- _Written task_:
Copy every line of the listing that holds the string "name".

- _Task material_:
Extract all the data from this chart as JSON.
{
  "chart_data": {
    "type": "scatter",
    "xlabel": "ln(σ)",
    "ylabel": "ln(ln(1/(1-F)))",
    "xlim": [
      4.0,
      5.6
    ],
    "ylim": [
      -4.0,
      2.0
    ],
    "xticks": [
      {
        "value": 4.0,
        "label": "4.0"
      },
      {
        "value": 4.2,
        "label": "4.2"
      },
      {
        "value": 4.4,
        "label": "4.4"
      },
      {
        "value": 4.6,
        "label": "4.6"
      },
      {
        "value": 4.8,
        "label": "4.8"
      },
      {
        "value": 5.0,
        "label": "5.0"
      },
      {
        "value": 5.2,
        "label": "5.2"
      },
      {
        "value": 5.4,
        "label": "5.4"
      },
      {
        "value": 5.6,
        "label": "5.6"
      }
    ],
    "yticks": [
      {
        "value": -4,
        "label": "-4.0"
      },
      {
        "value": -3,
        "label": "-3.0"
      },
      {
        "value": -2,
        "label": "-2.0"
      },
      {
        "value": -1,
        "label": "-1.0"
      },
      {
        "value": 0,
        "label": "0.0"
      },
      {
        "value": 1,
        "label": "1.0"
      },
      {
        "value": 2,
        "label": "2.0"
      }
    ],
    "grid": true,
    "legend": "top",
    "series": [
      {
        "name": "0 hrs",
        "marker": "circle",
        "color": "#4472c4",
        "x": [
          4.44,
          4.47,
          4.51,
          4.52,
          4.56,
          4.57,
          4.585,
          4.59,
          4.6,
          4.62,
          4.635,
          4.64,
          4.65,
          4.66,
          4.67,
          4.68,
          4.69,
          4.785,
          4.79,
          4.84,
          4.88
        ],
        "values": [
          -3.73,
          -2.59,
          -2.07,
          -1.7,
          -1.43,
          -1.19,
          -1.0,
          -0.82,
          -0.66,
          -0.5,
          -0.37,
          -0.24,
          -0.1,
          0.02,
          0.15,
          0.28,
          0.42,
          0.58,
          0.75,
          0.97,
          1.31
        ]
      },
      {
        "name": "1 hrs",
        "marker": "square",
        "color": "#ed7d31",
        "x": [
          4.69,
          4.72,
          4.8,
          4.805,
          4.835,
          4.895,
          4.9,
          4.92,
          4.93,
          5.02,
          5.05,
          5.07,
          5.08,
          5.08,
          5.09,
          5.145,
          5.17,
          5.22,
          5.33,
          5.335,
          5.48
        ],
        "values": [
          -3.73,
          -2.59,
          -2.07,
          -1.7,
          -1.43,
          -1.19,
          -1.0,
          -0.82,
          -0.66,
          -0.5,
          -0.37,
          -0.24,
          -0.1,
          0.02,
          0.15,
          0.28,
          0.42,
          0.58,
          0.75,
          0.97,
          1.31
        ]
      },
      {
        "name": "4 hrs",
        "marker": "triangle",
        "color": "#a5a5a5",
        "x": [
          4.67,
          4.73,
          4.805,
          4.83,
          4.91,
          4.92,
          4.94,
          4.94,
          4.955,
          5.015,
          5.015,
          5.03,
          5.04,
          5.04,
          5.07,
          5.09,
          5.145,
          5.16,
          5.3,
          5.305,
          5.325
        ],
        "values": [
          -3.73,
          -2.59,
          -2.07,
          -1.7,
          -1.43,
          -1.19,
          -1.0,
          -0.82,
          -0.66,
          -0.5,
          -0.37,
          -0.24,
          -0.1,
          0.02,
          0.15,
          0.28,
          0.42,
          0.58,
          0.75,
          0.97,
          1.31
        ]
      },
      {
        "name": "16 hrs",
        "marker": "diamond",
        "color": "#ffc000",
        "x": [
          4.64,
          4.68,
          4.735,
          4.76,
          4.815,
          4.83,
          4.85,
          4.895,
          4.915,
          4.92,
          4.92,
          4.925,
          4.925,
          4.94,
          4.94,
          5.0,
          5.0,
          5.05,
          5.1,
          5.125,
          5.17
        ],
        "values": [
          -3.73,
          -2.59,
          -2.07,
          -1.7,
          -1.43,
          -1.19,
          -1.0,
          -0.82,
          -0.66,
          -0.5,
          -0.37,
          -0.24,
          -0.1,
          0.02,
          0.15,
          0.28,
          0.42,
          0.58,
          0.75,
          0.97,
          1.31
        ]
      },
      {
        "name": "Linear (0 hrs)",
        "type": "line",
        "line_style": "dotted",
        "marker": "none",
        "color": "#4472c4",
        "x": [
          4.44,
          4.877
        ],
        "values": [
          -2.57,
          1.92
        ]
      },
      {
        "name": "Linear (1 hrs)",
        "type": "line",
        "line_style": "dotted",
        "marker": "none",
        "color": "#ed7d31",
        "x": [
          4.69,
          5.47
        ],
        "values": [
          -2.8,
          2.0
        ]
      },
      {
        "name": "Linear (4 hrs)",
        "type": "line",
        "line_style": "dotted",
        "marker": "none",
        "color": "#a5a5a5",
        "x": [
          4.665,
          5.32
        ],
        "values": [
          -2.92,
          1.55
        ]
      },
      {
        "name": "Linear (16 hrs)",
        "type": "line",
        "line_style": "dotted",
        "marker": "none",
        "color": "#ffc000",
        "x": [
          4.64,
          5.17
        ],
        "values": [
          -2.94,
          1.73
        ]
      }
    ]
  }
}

- _The result_:
        "name": "0 hrs",
        "name": "1 hrs",
        "name": "4 hrs",
        "name": "16 hrs",
        "name": "Linear (0 hrs)",
        "name": "Linear (1 hrs)",
        "name": "Linear (4 hrs)",
        "name": "Linear (16 hrs)",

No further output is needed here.